What you are asked to do —
Give the number of lines in the rows below that contain the string "menu", counting only matches with the same case, and reply with the number alone.

The records —

--- Start ---

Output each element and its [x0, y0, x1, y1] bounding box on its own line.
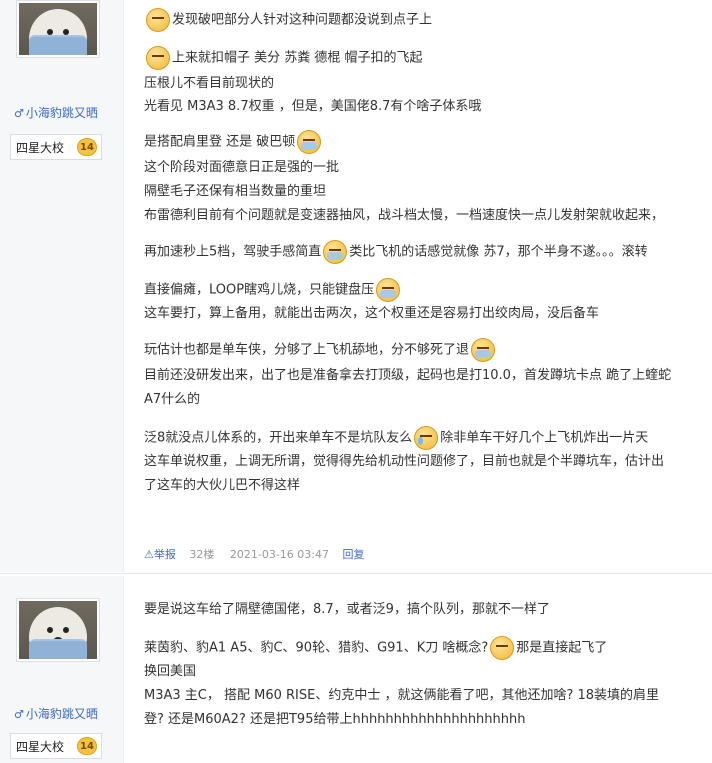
author-sidebar: ♂ 小海豹跳又晒 四星大校 14	[0, 0, 124, 572]
post-line: 再加速秒上5档，驾驶手感简直 类比飞机的话感觉就像 苏7，那个半身不遂。。。滚转	[144, 240, 648, 264]
username-text: 小海豹跳又晒	[25, 106, 98, 120]
post-line: 这车要打，算上备用，就能出击两次，这个权重还是容易打出绞肉局，没后备车	[144, 306, 600, 321]
username-link[interactable]: ♂ 小海豹跳又晒	[14, 705, 98, 722]
username-text: 小海豹跳又晒	[25, 707, 98, 721]
post-line: 玩估计也都是单车侠，分够了上飞机舔地，分不够死了退	[144, 338, 497, 362]
post-line: 泛8就没点儿体系的，开出来单车不是坑队友么 除非单车干好几个上飞机炸出一片天	[144, 426, 648, 450]
male-icon: ♂	[14, 107, 24, 120]
post-line: 隔壁毛子还保有相当数量的重坦	[144, 184, 327, 199]
smile-emoji-icon	[146, 8, 170, 32]
post-divider	[0, 573, 712, 574]
post-time: 2021-03-16 03:47	[229, 548, 329, 561]
post-line: 光看见 M3A3 8.7权重 ，但是，美国佬8.7有个啥子体系哦	[144, 99, 482, 114]
post-line: 压根儿不看目前现状的	[144, 76, 275, 91]
post-line: 莱茵豹、豹A1 A5、豹C、90轮、猎豹、G91、K刀 啥概念? 那是直接起飞了	[144, 636, 607, 660]
post-line: 要是说这车给了隔壁德国佬，8.7，或者泛9，搞个队列，那就不一样了	[144, 602, 550, 617]
avatar-image	[19, 601, 97, 659]
post-line: 这个阶段对面德意日正是强的一批	[144, 160, 340, 175]
username-link[interactable]: ♂ 小海豹跳又晒	[14, 104, 98, 121]
post-line: 了这车的大伙儿巴不得这样	[144, 478, 301, 493]
male-icon: ♂	[14, 708, 24, 721]
post-33: 要是说这车给了隔壁德国佬，8.7，或者泛9，搞个队列，那就不一样了 莱茵豹、豹A…	[0, 576, 712, 763]
post-line: A7什么的	[144, 392, 201, 407]
avatar[interactable]	[16, 0, 100, 58]
post-line: 直接偏瘫，LOOP瞎鸡儿烧，只能键盘压	[144, 278, 402, 302]
reply-link[interactable]: 回复	[343, 548, 365, 561]
rank-box: 四星大校 14	[10, 134, 102, 160]
rank-level-badge: 14	[77, 737, 97, 755]
post-line: 登? 还是M60A2? 还是把T95给带上hhhhhhhhhhhhhhhhhhh…	[144, 712, 526, 727]
post-line: 是搭配肩里登 还是 破巴顿	[144, 130, 323, 154]
post-line: 布雷德利目前有个问题就是变速器抽风，战斗档太慢，一档速度快一点儿发射架就收起来，	[144, 208, 665, 223]
rank-box: 四星大校 14	[10, 733, 102, 759]
rank-title: 四星大校	[16, 140, 65, 155]
crying-emoji-icon	[414, 426, 439, 450]
mask-emoji-icon	[376, 278, 401, 302]
post-line: M3A3 主C， 搭配 M60 RISE、约克中士 ，就这俩能看了吧，其他还加啥…	[144, 688, 660, 703]
rank-level-badge: 14	[77, 138, 97, 156]
rank-title: 四星大校	[16, 739, 65, 754]
post-line: 换回美国	[144, 664, 197, 679]
report-link[interactable]: ⚠举报	[144, 548, 176, 561]
post-line: 目前还没研发出来，出了也是准备拿去打顶级，起码也是打10.0，首发蹲坑卡点 跪了…	[144, 368, 672, 383]
mask-emoji-icon	[471, 338, 496, 362]
smile-emoji-icon	[146, 46, 170, 70]
avatar[interactable]	[16, 598, 100, 662]
mask-emoji-icon	[323, 240, 348, 264]
floor-number: 32楼	[189, 548, 215, 561]
avatar-image	[19, 3, 97, 55]
mask-emoji-icon	[297, 130, 322, 154]
smile-emoji-icon	[490, 636, 515, 660]
post-line: 这车单说权重，上调无所谓，觉得得先给机动性问题修了，目前也就是个半蹲坑车，估计出	[144, 454, 665, 469]
post-line: 上来就扣帽子 美分 苏粪 德棍 帽子扣的飞起	[144, 46, 423, 70]
post-meta: ⚠举报 32楼 2021-03-16 03:47 回复	[144, 546, 365, 562]
post-line: 发现破吧部分人针对这种问题都没说到点子上	[144, 8, 432, 32]
post-32: ♂ 小海豹跳又晒 四星大校 14 发现破吧部分人针对这种问题都没说到点子上 上来就…	[0, 0, 712, 572]
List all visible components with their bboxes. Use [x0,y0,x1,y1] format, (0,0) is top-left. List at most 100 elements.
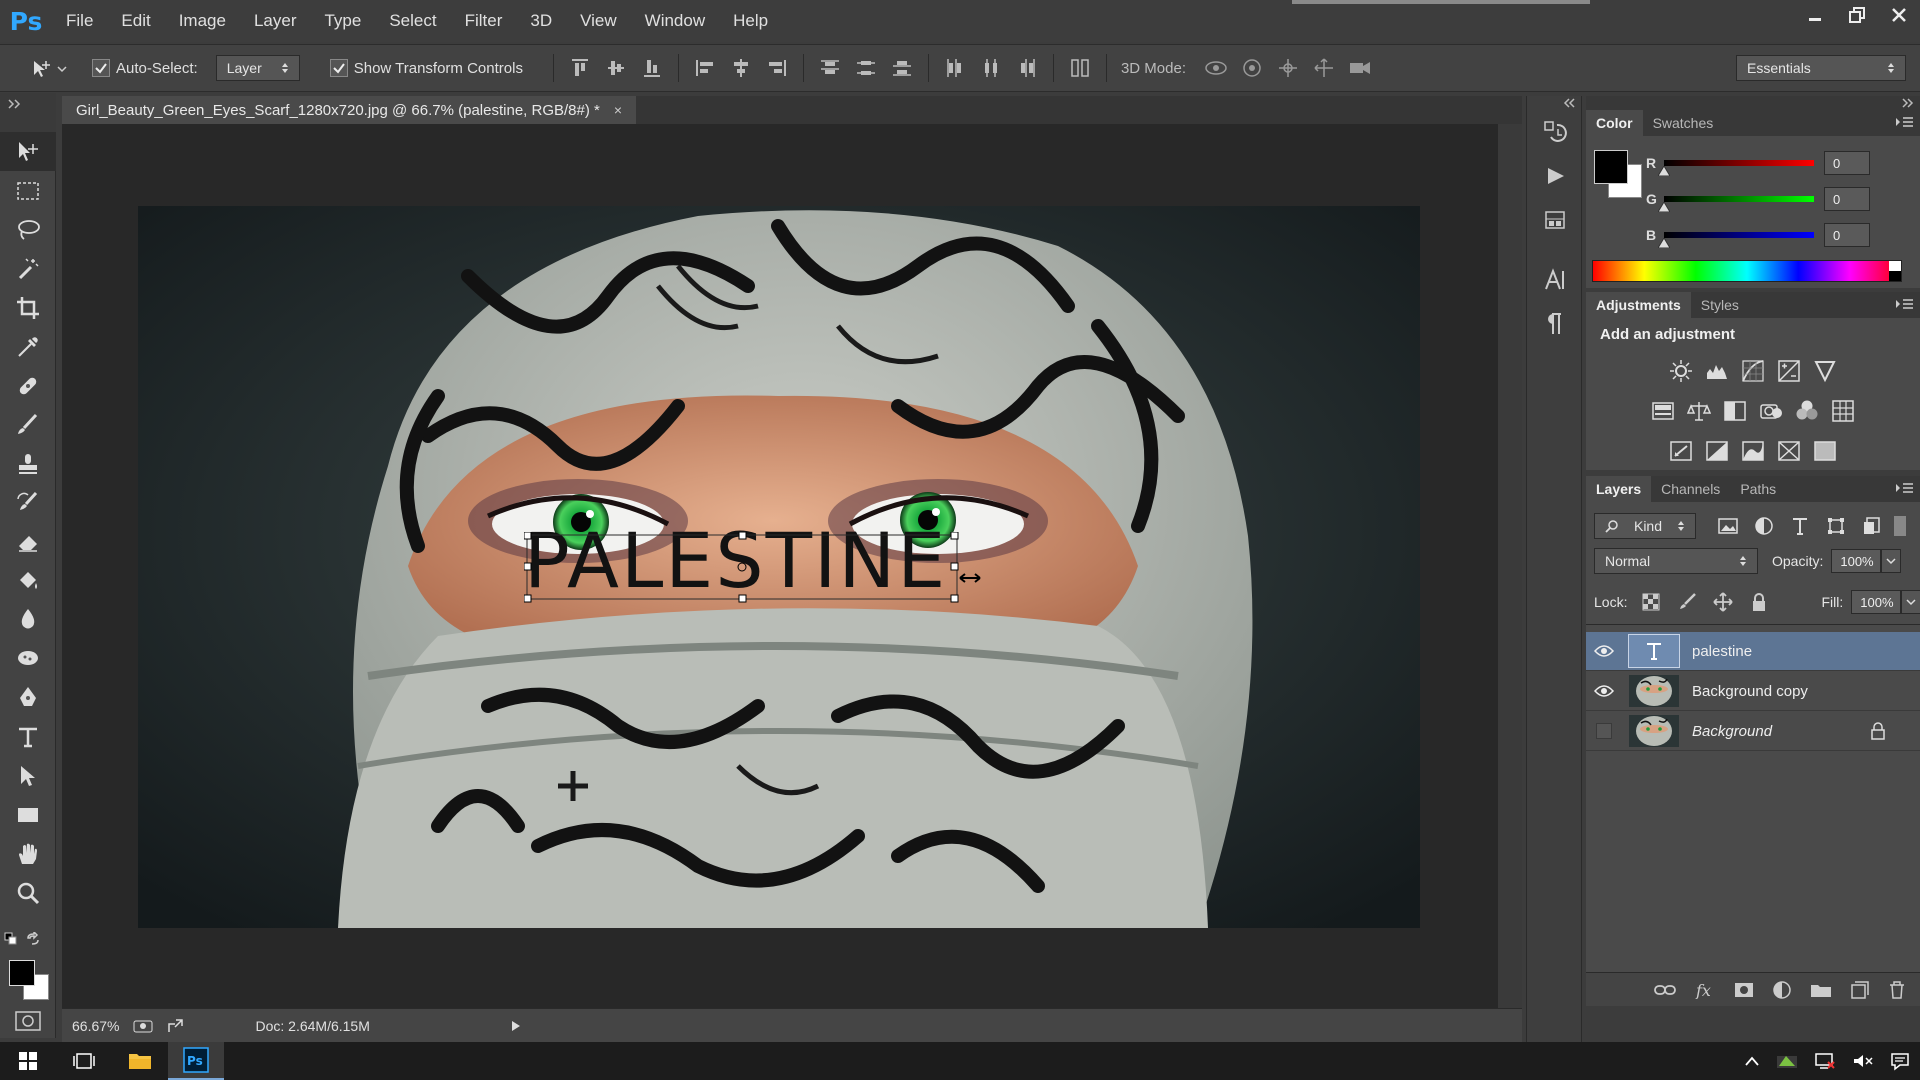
brush-tool[interactable] [0,405,56,444]
color-lookup-button[interactable] [1829,397,1857,425]
chevron-up-icon[interactable] [1744,1055,1760,1067]
fx-icon[interactable]: fx [1694,981,1716,999]
layer-name[interactable]: Background copy [1692,683,1808,700]
panel-menu-icon[interactable] [1894,481,1914,495]
black-white-button[interactable] [1721,397,1749,425]
lasso-tool[interactable] [0,210,56,249]
menu-file[interactable]: File [52,0,107,42]
zoom-tool[interactable] [0,873,56,912]
hue-saturation-button[interactable] [1649,397,1677,425]
levels-button[interactable] [1703,357,1731,385]
menu-window[interactable]: Window [631,0,719,42]
opacity-field[interactable]: 100% [1831,549,1882,573]
close-document-button[interactable]: × [614,102,622,118]
blue-slider[interactable] [1658,232,1814,248]
filter-toggle-switch[interactable] [1894,516,1906,536]
move-tool-preset[interactable] [26,54,70,82]
lock-position-button[interactable] [1709,588,1737,616]
healing-brush-tool[interactable] [0,366,56,405]
task-view-button[interactable] [56,1042,112,1080]
auto-align-button[interactable] [1066,54,1094,82]
3d-slide-button[interactable] [1310,54,1338,82]
default-colors-icon[interactable] [4,932,18,946]
tab-layers[interactable]: Layers [1586,476,1652,502]
posterize-button[interactable] [1703,437,1731,465]
3d-pan-button[interactable] [1274,54,1302,82]
distribute-right-button[interactable] [1013,54,1041,82]
paint-bucket-tool[interactable] [0,561,56,600]
red-slider[interactable] [1658,160,1814,176]
layer-visibility-toggle[interactable] [1586,644,1622,658]
exposure-button[interactable] [1775,357,1803,385]
magic-wand-tool[interactable] [0,249,56,288]
channel-mixer-button[interactable] [1793,397,1821,425]
threshold-button[interactable] [1739,437,1767,465]
align-bottom-button[interactable] [638,54,666,82]
color-foreground-swatch[interactable] [1594,150,1628,184]
folder-icon[interactable] [1810,981,1832,999]
panel-menu-icon[interactable] [1894,297,1914,311]
3d-orbit-button[interactable] [1202,54,1230,82]
invert-button[interactable] [1667,437,1695,465]
path-selection-tool[interactable] [0,756,56,795]
lock-pixels-button[interactable] [1673,588,1701,616]
crop-tool[interactable] [0,288,56,327]
hand-tool[interactable] [0,834,56,873]
menu-filter[interactable]: Filter [451,0,517,42]
layer-row-background[interactable]: Background [1586,712,1920,751]
green-value-field[interactable]: 0 [1824,187,1870,211]
menu-image[interactable]: Image [165,0,240,42]
distribute-hcenter-button[interactable] [977,54,1005,82]
restore-button[interactable] [1836,0,1878,30]
opacity-slider-toggle[interactable] [1881,549,1902,573]
gradient-map-button[interactable] [1811,437,1839,465]
auto-select-checkbox[interactable] [92,59,110,77]
red-value-field[interactable]: 0 [1824,151,1870,175]
dodge-tool[interactable] [0,639,56,678]
distribute-top-button[interactable] [816,54,844,82]
distribute-left-button[interactable] [941,54,969,82]
layer-visibility-toggle[interactable] [1586,684,1622,698]
filter-shape-button[interactable] [1822,512,1850,540]
layer-filter-kind-dropdown[interactable]: Kind [1594,513,1696,539]
tab-paths[interactable]: Paths [1730,476,1786,502]
menu-3d[interactable]: 3D [516,0,566,42]
properties-panel-button[interactable] [1527,198,1583,242]
menu-type[interactable]: Type [310,0,375,42]
3d-scale-button[interactable] [1346,54,1374,82]
color-balance-button[interactable] [1685,397,1713,425]
rectangle-tool[interactable] [0,795,56,834]
blur-tool[interactable] [0,600,56,639]
layer-row-background-copy[interactable]: Background copy [1586,672,1920,711]
green-slider[interactable] [1658,196,1814,212]
share-icon[interactable] [167,1018,185,1034]
move-tool[interactable] [0,132,56,171]
type-tool[interactable] [0,717,56,756]
eraser-tool[interactable] [0,522,56,561]
align-vcenter-button[interactable] [602,54,630,82]
pen-tool[interactable] [0,678,56,717]
notifications-icon[interactable] [1890,1051,1910,1071]
start-button[interactable] [0,1042,56,1080]
menu-edit[interactable]: Edit [107,0,164,42]
color-spectrum-ramp[interactable] [1592,260,1902,282]
layer-name[interactable]: palestine [1692,643,1752,660]
photoshop-taskbar-button[interactable]: Ps [168,1042,224,1080]
history-brush-tool[interactable] [0,483,56,522]
network-icon[interactable] [1814,1052,1836,1070]
menu-select[interactable]: Select [375,0,450,42]
marquee-tool[interactable] [0,171,56,210]
paragraph-panel-button[interactable] [1527,302,1583,346]
foreground-color-swatch[interactable] [9,960,35,986]
layer-name[interactable]: Background [1692,723,1772,740]
quick-mask-button[interactable] [14,1010,42,1032]
actions-panel-button[interactable] [1527,154,1583,198]
filter-type-button[interactable] [1786,512,1814,540]
zoom-level[interactable]: 66.67% [72,1018,119,1034]
character-panel-button[interactable] [1527,258,1583,302]
align-hcenter-button[interactable] [727,54,755,82]
curves-button[interactable] [1739,357,1767,385]
gpu-tray-icon[interactable] [1776,1052,1798,1070]
tab-color[interactable]: Color [1586,110,1643,136]
align-right-button[interactable] [763,54,791,82]
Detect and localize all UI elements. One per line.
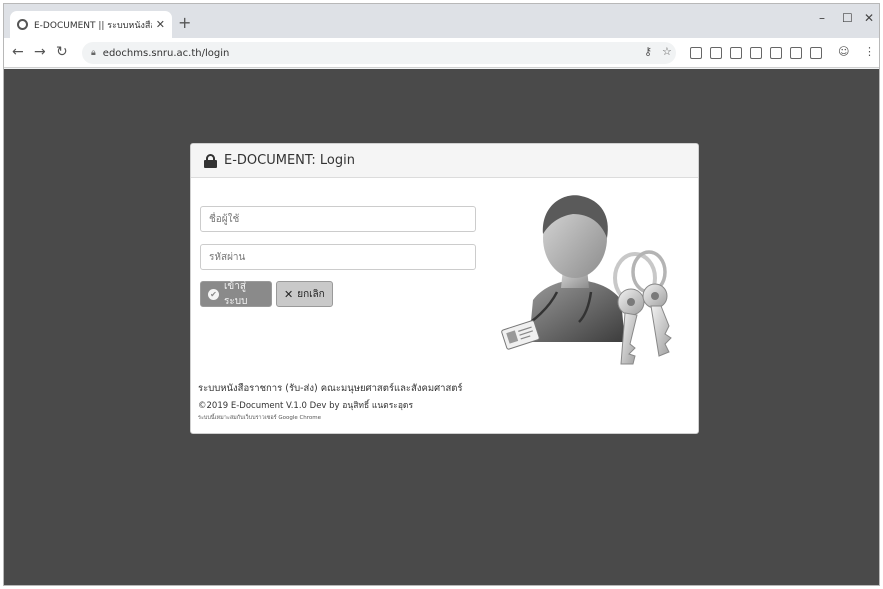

--- End ---

Reply —
10